■ **DESCRIPTION OF THE TASK**:
Convert the data below, from its start through the line containing "229, 269, 235]", into a numbered list with blank lines omitted.

■ **Dataset excerpt**:
--- begin ---

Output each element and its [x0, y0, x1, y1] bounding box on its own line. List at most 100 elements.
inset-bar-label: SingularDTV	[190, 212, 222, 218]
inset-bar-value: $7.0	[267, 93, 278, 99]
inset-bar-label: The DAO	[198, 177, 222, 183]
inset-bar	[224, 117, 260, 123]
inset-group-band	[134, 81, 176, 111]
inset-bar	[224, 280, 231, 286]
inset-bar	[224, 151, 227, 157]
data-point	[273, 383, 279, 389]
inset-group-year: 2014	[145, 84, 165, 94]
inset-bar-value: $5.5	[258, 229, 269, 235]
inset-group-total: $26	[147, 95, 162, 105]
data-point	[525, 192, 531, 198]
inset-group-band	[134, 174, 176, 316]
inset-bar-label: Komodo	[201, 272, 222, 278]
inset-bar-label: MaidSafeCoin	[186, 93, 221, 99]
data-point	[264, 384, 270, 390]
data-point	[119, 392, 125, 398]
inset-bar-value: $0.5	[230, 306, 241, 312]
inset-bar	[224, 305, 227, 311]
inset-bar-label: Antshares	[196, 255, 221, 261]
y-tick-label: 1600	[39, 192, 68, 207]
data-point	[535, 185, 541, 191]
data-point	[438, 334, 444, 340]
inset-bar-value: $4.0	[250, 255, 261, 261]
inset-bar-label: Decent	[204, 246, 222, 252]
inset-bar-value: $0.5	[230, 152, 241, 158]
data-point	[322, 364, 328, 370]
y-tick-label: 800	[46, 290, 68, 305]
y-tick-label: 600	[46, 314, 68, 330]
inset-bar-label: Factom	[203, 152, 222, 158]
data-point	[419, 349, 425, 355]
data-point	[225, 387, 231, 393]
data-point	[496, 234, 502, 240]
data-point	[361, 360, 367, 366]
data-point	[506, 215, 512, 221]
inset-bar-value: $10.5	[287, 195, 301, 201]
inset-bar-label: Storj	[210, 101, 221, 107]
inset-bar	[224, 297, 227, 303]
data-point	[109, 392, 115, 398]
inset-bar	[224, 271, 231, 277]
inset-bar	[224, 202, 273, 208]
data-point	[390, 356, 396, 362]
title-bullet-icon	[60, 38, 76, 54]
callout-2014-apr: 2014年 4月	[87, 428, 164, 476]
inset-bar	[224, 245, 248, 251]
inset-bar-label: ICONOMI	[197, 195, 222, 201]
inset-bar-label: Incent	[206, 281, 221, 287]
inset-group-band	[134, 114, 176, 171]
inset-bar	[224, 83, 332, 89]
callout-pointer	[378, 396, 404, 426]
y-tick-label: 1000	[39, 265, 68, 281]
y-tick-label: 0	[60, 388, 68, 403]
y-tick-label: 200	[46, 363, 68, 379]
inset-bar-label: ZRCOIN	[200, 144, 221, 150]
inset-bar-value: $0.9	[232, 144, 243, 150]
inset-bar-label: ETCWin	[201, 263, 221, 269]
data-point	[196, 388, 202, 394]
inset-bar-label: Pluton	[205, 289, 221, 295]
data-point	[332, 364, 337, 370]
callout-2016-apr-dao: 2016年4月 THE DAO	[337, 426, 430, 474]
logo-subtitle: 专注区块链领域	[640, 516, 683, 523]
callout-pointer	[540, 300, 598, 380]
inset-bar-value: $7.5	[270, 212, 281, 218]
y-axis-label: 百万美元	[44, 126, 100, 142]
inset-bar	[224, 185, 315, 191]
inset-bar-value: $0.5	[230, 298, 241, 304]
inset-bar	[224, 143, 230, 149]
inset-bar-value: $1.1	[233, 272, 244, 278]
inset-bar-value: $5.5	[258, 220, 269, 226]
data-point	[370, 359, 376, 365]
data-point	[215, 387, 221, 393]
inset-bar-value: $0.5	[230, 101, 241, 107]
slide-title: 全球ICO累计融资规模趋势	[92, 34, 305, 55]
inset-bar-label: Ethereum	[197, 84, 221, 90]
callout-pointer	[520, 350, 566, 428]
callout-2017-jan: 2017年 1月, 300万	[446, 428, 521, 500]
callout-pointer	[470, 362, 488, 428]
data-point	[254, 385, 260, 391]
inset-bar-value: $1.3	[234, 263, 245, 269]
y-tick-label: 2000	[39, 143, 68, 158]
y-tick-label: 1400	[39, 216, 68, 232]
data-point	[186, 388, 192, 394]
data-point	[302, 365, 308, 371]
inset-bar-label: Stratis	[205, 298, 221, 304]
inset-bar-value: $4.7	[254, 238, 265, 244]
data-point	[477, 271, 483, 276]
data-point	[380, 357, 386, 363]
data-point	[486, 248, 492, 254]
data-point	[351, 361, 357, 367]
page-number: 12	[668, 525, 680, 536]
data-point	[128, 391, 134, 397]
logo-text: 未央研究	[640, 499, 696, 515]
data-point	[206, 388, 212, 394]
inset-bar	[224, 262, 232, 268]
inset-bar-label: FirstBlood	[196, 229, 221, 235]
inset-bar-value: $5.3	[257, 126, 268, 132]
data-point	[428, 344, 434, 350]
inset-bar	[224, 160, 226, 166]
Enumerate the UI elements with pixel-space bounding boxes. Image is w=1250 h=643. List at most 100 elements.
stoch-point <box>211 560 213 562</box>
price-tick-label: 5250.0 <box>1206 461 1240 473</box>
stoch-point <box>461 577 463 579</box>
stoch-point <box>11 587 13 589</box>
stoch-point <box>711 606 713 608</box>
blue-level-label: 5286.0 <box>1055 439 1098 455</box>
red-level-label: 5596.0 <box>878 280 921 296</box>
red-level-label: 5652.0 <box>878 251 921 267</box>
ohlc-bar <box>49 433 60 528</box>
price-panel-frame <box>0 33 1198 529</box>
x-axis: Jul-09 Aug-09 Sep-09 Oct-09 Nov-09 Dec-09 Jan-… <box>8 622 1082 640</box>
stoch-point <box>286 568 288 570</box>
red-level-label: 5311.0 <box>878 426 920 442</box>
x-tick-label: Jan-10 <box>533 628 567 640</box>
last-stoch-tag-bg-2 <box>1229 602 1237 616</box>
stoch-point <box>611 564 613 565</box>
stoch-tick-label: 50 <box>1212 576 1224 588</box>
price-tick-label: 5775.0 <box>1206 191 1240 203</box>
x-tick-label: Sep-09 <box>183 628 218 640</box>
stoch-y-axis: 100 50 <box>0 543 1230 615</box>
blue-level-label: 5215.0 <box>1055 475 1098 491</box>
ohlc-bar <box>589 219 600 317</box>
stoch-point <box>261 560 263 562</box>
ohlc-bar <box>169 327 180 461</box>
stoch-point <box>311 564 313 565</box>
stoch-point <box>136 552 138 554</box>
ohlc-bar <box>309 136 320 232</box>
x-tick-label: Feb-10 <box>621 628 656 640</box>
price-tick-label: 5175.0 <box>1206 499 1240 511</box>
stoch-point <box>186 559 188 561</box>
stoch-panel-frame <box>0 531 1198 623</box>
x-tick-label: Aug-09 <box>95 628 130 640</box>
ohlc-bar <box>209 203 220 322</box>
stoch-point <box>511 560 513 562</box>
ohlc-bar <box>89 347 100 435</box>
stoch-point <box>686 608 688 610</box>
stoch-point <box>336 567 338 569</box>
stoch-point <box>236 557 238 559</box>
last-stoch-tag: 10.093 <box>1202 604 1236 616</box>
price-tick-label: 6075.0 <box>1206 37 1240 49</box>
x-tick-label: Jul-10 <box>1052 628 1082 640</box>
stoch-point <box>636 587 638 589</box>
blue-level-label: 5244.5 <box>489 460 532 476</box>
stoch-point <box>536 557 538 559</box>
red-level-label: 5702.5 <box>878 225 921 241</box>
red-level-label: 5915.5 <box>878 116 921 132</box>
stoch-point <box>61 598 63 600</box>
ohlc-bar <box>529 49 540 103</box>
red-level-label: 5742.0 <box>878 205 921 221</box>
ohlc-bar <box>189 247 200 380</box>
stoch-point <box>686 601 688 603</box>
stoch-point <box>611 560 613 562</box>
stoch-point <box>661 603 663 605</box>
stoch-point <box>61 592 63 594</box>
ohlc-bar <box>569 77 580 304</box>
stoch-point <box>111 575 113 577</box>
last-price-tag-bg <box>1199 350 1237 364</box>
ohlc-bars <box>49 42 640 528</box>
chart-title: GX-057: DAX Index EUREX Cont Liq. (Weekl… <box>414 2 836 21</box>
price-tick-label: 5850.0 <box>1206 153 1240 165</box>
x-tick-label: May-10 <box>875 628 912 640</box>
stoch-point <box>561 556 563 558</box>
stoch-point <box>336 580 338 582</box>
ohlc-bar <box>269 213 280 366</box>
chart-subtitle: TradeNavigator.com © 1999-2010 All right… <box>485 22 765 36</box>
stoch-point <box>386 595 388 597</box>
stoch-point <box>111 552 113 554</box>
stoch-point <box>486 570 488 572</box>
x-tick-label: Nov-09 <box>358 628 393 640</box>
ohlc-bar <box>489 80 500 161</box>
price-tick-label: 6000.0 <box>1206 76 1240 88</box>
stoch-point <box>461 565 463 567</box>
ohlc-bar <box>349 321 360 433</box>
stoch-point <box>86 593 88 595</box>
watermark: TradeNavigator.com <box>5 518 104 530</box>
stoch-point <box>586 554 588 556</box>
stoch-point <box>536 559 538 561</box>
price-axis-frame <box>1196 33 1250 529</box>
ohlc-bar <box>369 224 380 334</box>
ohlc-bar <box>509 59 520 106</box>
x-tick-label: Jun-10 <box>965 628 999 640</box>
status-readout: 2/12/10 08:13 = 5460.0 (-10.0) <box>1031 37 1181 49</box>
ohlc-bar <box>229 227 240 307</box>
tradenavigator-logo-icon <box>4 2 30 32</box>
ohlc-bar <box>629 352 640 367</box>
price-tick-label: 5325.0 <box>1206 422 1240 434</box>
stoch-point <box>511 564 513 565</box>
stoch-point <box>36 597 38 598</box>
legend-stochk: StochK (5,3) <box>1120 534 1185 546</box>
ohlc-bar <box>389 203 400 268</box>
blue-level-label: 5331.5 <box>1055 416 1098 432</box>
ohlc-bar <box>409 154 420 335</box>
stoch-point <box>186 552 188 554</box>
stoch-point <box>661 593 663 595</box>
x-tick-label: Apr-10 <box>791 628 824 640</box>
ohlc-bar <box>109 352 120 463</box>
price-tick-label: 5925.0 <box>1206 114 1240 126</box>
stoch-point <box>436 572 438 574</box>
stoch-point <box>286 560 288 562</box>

--- end ---

■ **OUTPUT BELOW**:
1. Output each element and its [x0, y0, x1, y1] bounding box on its own line. List at most 100 elements.
2. inset-bar-label: SingularDTV	[190, 212, 222, 218]
3. inset-bar-value: $7.0	[267, 93, 278, 99]
4. inset-bar-label: The DAO	[198, 177, 222, 183]
5. inset-bar	[224, 117, 260, 123]
6. inset-group-band	[134, 81, 176, 111]
7. inset-bar	[224, 280, 231, 286]
8. inset-bar	[224, 151, 227, 157]
9. data-point	[273, 383, 279, 389]
10. inset-group-year: 2014	[145, 84, 165, 94]
11. inset-bar-value: $5.5	[258, 229, 269, 235]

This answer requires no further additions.